# [TO DO]
Write out all entries word for word.

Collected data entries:
▬▬▬▬▬▬
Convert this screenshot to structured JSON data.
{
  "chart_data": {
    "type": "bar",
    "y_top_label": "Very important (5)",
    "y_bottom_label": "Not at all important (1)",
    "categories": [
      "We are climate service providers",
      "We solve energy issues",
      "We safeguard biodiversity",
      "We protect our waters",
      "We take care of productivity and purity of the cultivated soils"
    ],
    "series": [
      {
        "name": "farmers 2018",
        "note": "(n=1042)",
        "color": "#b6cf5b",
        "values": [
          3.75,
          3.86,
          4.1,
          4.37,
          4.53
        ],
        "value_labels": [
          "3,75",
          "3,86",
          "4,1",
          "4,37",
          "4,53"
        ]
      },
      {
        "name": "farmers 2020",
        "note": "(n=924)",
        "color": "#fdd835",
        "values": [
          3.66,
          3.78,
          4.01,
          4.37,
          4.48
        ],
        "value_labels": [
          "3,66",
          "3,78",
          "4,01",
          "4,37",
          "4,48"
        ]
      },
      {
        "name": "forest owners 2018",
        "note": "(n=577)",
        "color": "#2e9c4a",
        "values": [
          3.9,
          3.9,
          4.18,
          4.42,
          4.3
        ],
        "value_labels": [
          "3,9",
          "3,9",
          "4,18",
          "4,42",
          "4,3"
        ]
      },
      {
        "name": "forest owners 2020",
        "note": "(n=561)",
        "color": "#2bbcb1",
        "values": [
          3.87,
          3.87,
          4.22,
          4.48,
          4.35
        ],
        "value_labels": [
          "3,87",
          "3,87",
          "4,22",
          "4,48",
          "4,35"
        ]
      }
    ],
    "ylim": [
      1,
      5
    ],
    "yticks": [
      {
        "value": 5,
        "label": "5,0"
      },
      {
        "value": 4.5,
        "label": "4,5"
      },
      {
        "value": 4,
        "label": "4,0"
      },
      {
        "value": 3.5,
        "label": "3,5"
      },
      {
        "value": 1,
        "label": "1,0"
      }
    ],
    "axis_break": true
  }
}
▬▬▬▬▬▬
# [EXPECTED ANSWER]
Convert this screenshot to structured JSON data.
{
  "chart_data": {
    "type": "bar",
    "y_top_label": "Very important (5)",
    "y_bottom_label": "Not at all important (1)",
    "categories": [
      "We are climate service providers",
      "We solve energy issues",
      "We safeguard biodiversity",
      "We protect our waters",
      "We take care of productivity and purity of the cultivated soils"
    ],
    "series": [
      {
        "name": "farmers 2018",
        "note": "(n=1042)",
        "color": "#b6cf5b",
        "values": [
          3.75,
          3.86,
          4.1,
          4.37,
          4.53
        ],
        "value_labels": [
          "3,75",
          "3,86",
          "4,1",
          "4,37",
          "4,53"
        ]
      },
      {
        "name": "farmers 2020",
        "note": "(n=924)",
        "color": "#fdd835",
        "values": [
          3.66,
          3.78,
          4.01,
          4.37,
          4.48
        ],
        "value_labels": [
          "3,66",
          "3,78",
          "4,01",
          "4,37",
          "4,48"
        ]
      },
      {
        "name": "forest owners 2018",
        "note": "(n=577)",
        "color": "#2e9c4a",
        "values": [
          3.9,
          3.9,
          4.18,
          4.42,
          4.3
        ],
        "value_labels": [
          "3,9",
          "3,9",
          "4,18",
          "4,42",
          "4,3"
        ]
      },
      {
        "name": "forest owners 2020",
        "note": "(n=561)",
        "color": "#2bbcb1",
        "values": [
          3.87,
          3.87,
          4.22,
          4.48,
          4.35
        ],
        "value_labels": [
          "3,87",
          "3,87",
          "4,22",
          "4,48",
          "4,35"
        ]
      }
    ],
    "ylim": [
      1,
      5
    ],
    "yticks": [
      {
        "value": 5,
        "label": "5,0"
      },
      {
        "value": 4.5,
        "label": "4,5"
      },
      {
        "value": 4,
        "label": "4,0"
      },
      {
        "value": 3.5,
        "label": "3,5"
      },
      {
        "value": 1,
        "label": "1,0"
      }
    ],
    "axis_break": true
  }
}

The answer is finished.